Figure contents as structured data:

┄┄┄┄┄┄┄┄┄┄

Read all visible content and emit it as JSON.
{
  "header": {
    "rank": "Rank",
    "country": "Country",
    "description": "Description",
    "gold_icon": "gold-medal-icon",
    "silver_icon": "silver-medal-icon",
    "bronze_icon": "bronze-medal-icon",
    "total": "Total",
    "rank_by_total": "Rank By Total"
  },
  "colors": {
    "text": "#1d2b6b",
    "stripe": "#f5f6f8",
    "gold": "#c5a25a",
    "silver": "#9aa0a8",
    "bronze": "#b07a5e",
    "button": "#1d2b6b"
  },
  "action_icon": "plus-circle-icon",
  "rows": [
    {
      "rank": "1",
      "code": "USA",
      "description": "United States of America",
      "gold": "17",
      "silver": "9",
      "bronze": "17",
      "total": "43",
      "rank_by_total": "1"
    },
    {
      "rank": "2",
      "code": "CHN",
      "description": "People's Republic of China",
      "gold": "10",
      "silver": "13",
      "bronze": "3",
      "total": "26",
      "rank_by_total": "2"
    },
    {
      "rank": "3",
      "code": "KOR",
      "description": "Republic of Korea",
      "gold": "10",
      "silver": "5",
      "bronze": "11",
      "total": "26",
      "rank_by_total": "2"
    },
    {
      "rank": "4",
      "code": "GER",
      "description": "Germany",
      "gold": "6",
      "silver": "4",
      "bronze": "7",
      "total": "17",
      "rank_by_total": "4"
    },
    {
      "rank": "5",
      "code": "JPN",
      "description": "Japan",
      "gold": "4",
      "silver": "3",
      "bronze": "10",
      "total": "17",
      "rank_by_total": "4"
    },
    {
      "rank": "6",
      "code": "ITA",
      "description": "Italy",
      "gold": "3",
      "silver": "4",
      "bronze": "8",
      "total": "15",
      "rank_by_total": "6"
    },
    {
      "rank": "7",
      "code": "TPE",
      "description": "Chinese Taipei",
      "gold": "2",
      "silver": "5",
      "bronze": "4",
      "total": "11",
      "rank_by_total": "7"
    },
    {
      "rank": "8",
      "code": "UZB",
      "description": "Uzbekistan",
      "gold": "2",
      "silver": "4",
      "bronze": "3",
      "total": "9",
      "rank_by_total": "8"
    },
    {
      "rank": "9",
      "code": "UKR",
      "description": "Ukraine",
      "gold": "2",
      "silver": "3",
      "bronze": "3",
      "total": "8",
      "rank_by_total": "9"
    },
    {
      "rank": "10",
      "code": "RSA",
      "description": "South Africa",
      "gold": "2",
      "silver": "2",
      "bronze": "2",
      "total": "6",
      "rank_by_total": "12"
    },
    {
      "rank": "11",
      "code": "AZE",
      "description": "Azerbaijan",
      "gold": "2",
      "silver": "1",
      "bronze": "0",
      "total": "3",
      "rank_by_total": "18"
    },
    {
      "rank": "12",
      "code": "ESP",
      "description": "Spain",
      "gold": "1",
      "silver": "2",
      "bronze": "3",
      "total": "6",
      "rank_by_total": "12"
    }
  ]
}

┄┄┄┄┄┄┄┄┄┄

STATED EXERCISE | Go through the entries above and copy every line containing "code".

WRITTEN RESPONSE |
      "code": "USA",
      "code": "CHN",
      "code": "KOR",
      "code": "GER",
      "code": "JPN",
      "code": "ITA",
      "code": "TPE",
      "code": "UZB",
      "code": "UKR",
      "code": "RSA",
      "code": "AZE",
      "code": "ESP",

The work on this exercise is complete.